* _Stated task_
Only the number is wanted: count the lines that include the word "date".

--- Start of Data ---

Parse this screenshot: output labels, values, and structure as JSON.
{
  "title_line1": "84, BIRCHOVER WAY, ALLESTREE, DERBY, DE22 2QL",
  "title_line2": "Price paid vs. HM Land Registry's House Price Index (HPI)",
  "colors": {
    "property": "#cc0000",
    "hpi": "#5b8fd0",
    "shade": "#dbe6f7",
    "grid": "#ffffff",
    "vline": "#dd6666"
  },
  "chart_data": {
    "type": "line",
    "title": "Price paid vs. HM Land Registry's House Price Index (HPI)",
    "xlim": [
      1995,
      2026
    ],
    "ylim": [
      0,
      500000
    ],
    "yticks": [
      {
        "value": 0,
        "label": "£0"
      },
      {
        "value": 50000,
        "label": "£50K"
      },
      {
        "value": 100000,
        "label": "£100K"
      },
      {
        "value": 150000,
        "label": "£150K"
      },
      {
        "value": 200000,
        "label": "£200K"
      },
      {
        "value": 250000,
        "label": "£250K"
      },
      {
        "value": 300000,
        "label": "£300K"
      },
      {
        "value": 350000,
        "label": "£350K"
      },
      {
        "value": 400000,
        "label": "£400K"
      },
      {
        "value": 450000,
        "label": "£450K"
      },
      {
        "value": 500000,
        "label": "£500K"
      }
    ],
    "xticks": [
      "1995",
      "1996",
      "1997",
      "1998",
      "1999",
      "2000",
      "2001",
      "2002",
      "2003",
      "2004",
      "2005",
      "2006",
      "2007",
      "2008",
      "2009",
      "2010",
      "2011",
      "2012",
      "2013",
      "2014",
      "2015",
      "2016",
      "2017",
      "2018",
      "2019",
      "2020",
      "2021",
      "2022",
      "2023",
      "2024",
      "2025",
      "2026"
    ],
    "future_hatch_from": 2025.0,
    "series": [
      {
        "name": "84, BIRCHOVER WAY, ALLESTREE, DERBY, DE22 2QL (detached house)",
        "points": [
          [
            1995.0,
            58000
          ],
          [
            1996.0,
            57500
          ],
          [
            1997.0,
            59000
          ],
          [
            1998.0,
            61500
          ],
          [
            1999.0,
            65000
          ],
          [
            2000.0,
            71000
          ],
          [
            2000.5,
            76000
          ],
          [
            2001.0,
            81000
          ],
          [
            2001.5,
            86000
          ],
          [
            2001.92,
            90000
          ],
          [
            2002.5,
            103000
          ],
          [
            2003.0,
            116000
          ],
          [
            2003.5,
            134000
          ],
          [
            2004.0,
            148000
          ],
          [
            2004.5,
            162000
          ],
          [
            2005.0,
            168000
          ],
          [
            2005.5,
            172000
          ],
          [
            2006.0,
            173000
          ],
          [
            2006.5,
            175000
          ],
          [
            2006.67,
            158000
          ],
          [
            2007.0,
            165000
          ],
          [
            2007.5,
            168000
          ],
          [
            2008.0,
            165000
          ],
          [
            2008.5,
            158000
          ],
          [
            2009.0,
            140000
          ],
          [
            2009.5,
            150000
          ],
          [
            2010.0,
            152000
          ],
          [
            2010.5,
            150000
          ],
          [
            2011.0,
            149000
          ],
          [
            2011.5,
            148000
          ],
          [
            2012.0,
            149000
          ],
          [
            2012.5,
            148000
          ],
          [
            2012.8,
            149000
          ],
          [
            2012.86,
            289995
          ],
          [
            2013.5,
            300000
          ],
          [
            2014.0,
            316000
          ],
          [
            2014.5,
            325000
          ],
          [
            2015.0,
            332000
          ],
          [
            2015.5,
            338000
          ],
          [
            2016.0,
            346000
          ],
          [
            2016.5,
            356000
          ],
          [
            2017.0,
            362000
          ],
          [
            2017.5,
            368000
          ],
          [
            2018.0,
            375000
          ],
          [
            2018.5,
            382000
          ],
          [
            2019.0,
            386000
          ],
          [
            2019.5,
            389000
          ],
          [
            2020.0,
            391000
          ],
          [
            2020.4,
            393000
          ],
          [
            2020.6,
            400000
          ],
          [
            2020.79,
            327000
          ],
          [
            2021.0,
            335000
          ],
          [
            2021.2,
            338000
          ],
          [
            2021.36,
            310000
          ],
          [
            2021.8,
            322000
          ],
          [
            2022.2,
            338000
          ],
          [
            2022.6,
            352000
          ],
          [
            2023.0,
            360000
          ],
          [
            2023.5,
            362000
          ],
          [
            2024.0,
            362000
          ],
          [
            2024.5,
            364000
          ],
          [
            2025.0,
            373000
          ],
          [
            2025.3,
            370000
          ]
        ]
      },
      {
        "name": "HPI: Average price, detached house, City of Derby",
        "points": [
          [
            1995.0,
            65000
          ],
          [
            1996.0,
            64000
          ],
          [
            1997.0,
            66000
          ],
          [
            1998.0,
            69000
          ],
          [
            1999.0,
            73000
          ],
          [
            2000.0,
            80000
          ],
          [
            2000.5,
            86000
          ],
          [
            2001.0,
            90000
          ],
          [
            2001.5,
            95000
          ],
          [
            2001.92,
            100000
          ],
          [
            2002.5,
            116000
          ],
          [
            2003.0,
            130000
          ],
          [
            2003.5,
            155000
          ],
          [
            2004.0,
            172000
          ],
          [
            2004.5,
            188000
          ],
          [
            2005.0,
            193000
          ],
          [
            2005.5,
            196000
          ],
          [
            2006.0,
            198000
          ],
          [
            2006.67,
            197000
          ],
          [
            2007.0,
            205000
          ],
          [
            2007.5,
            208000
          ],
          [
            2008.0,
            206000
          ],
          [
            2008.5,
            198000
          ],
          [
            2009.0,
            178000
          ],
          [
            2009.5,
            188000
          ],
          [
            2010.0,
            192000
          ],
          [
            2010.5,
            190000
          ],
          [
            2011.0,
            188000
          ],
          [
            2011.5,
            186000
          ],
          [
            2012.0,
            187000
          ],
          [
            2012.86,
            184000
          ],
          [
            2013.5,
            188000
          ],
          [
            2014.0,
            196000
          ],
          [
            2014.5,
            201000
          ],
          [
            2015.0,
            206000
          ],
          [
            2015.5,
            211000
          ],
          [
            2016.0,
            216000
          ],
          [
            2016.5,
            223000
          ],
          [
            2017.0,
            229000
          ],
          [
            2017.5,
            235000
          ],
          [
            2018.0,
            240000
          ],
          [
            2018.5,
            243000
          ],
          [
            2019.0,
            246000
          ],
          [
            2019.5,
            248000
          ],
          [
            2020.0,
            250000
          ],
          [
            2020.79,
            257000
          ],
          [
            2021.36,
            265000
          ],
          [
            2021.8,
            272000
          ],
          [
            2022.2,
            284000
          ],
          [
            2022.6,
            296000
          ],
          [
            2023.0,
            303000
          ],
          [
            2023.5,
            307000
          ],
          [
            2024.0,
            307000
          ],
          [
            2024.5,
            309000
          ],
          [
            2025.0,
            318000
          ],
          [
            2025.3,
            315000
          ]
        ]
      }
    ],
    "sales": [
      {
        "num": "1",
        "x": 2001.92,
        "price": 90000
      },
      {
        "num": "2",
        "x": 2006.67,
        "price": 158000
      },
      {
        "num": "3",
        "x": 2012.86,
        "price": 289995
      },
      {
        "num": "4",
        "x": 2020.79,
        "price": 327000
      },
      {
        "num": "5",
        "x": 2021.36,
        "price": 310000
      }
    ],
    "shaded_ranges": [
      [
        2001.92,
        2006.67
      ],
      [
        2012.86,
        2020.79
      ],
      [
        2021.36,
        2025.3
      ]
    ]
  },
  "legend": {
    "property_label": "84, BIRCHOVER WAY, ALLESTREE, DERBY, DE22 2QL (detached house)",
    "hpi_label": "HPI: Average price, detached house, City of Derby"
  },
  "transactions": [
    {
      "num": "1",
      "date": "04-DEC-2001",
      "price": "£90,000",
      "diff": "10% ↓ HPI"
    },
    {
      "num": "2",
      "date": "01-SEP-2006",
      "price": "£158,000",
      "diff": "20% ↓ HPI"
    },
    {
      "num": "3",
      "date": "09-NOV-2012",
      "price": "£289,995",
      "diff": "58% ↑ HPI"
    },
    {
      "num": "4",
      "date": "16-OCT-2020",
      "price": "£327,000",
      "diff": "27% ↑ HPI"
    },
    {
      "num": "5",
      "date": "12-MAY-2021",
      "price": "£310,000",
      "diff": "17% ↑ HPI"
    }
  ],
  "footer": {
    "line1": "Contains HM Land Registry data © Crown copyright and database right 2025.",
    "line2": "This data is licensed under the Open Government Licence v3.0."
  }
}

--- End of Data ---

* _Output of the exercise_
5